• _Given data_
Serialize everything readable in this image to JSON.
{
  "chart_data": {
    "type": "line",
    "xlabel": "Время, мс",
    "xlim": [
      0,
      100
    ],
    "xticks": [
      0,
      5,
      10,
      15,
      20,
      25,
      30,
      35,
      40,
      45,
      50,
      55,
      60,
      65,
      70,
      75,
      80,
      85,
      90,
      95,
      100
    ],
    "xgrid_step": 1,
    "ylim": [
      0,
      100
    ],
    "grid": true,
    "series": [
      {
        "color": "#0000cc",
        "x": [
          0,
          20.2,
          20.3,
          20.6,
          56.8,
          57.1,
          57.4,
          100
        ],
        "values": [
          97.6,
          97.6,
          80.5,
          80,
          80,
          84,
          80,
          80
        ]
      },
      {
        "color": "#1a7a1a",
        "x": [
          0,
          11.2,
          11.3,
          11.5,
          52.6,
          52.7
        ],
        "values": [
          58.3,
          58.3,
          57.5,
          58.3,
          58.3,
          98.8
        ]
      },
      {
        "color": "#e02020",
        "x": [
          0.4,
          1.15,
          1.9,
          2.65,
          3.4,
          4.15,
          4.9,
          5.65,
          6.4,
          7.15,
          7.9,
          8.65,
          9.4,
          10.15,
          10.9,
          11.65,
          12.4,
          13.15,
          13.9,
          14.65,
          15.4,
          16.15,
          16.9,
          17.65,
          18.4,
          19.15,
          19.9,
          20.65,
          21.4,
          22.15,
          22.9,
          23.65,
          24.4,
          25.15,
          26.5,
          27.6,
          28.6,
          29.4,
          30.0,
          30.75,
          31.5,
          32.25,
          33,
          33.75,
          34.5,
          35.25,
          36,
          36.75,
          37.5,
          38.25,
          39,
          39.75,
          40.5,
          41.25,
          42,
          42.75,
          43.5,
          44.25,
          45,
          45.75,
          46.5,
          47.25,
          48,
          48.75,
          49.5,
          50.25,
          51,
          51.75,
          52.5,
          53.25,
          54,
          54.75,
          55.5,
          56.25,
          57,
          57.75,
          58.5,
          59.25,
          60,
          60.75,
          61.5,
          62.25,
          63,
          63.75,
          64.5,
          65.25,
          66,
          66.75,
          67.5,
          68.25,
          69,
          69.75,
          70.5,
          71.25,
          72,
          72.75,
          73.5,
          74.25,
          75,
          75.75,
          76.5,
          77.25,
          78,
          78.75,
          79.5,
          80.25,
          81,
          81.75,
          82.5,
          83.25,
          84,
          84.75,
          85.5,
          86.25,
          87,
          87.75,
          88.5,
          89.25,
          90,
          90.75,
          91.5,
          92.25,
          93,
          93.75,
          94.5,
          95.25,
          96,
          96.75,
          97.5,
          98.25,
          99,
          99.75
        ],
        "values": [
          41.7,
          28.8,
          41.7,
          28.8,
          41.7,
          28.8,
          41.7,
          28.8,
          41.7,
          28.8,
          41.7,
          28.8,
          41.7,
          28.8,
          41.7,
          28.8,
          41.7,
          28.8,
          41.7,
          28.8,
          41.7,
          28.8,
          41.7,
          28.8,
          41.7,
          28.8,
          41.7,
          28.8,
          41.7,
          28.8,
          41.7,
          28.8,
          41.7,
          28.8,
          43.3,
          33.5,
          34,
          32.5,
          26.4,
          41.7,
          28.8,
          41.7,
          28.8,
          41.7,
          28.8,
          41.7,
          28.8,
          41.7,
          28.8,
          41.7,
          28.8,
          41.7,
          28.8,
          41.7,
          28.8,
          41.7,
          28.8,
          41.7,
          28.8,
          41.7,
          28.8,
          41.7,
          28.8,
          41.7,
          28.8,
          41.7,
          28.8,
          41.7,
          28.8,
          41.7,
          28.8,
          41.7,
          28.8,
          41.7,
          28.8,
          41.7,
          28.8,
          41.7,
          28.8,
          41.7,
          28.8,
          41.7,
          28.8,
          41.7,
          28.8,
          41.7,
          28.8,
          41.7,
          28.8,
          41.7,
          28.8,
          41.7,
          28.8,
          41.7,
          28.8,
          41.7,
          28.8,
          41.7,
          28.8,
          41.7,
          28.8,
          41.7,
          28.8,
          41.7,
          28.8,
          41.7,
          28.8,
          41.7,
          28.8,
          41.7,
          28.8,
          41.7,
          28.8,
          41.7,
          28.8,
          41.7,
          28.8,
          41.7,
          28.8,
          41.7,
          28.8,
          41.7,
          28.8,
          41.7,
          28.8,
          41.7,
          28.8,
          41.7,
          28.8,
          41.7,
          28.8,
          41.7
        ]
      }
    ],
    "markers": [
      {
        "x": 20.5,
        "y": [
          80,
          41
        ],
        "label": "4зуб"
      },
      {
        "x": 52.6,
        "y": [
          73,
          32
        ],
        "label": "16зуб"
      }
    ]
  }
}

• _Task brief_
Each entry must be reproduced verbatim.

• _Result of the exercise_
Serialize everything readable in this image to JSON.
{
  "chart_data": {
    "type": "line",
    "xlabel": "Время, мс",
    "xlim": [
      0,
      100
    ],
    "xticks": [
      0,
      5,
      10,
      15,
      20,
      25,
      30,
      35,
      40,
      45,
      50,
      55,
      60,
      65,
      70,
      75,
      80,
      85,
      90,
      95,
      100
    ],
    "xgrid_step": 1,
    "ylim": [
      0,
      100
    ],
    "grid": true,
    "series": [
      {
        "color": "#0000cc",
        "x": [
          0,
          20.2,
          20.3,
          20.6,
          56.8,
          57.1,
          57.4,
          100
        ],
        "values": [
          97.6,
          97.6,
          80.5,
          80,
          80,
          84,
          80,
          80
        ]
      },
      {
        "color": "#1a7a1a",
        "x": [
          0,
          11.2,
          11.3,
          11.5,
          52.6,
          52.7
        ],
        "values": [
          58.3,
          58.3,
          57.5,
          58.3,
          58.3,
          98.8
        ]
      },
      {
        "color": "#e02020",
        "x": [
          0.4,
          1.15,
          1.9,
          2.65,
          3.4,
          4.15,
          4.9,
          5.65,
          6.4,
          7.15,
          7.9,
          8.65,
          9.4,
          10.15,
          10.9,
          11.65,
          12.4,
          13.15,
          13.9,
          14.65,
          15.4,
          16.15,
          16.9,
          17.65,
          18.4,
          19.15,
          19.9,
          20.65,
          21.4,
          22.15,
          22.9,
          23.65,
          24.4,
          25.15,
          26.5,
          27.6,
          28.6,
          29.4,
          30.0,
          30.75,
          31.5,
          32.25,
          33,
          33.75,
          34.5,
          35.25,
          36,
          36.75,
          37.5,
          38.25,
          39,
          39.75,
          40.5,
          41.25,
          42,
          42.75,
          43.5,
          44.25,
          45,
          45.75,
          46.5,
          47.25,
          48,
          48.75,
          49.5,
          50.25,
          51,
          51.75,
          52.5,
          53.25,
          54,
          54.75,
          55.5,
          56.25,
          57,
          57.75,
          58.5,
          59.25,
          60,
          60.75,
          61.5,
          62.25,
          63,
          63.75,
          64.5,
          65.25,
          66,
          66.75,
          67.5,
          68.25,
          69,
          69.75,
          70.5,
          71.25,
          72,
          72.75,
          73.5,
          74.25,
          75,
          75.75,
          76.5,
          77.25,
          78,
          78.75,
          79.5,
          80.25,
          81,
          81.75,
          82.5,
          83.25,
          84,
          84.75,
          85.5,
          86.25,
          87,
          87.75,
          88.5,
          89.25,
          90,
          90.75,
          91.5,
          92.25,
          93,
          93.75,
          94.5,
          95.25,
          96,
          96.75,
          97.5,
          98.25,
          99,
          99.75
        ],
        "values": [
          41.7,
          28.8,
          41.7,
          28.8,
          41.7,
          28.8,
          41.7,
          28.8,
          41.7,
          28.8,
          41.7,
          28.8,
          41.7,
          28.8,
          41.7,
          28.8,
          41.7,
          28.8,
          41.7,
          28.8,
          41.7,
          28.8,
          41.7,
          28.8,
          41.7,
          28.8,
          41.7,
          28.8,
          41.7,
          28.8,
          41.7,
          28.8,
          41.7,
          28.8,
          43.3,
          33.5,
          34,
          32.5,
          26.4,
          41.7,
          28.8,
          41.7,
          28.8,
          41.7,
          28.8,
          41.7,
          28.8,
          41.7,
          28.8,
          41.7,
          28.8,
          41.7,
          28.8,
          41.7,
          28.8,
          41.7,
          28.8,
          41.7,
          28.8,
          41.7,
          28.8,
          41.7,
          28.8,
          41.7,
          28.8,
          41.7,
          28.8,
          41.7,
          28.8,
          41.7,
          28.8,
          41.7,
          28.8,
          41.7,
          28.8,
          41.7,
          28.8,
          41.7,
          28.8,
          41.7,
          28.8,
          41.7,
          28.8,
          41.7,
          28.8,
          41.7,
          28.8,
          41.7,
          28.8,
          41.7,
          28.8,
          41.7,
          28.8,
          41.7,
          28.8,
          41.7,
          28.8,
          41.7,
          28.8,
          41.7,
          28.8,
          41.7,
          28.8,
          41.7,
          28.8,
          41.7,
          28.8,
          41.7,
          28.8,
          41.7,
          28.8,
          41.7,
          28.8,
          41.7,
          28.8,
          41.7,
          28.8,
          41.7,
          28.8,
          41.7,
          28.8,
          41.7,
          28.8,
          41.7,
          28.8,
          41.7,
          28.8,
          41.7,
          28.8,
          41.7,
          28.8,
          41.7
        ]
      }
    ],
    "markers": [
      {
        "x": 20.5,
        "y": [
          80,
          41
        ],
        "label": "4зуб"
      },
      {
        "x": 52.6,
        "y": [
          73,
          32
        ],
        "label": "16зуб"
      }
    ]
  }
}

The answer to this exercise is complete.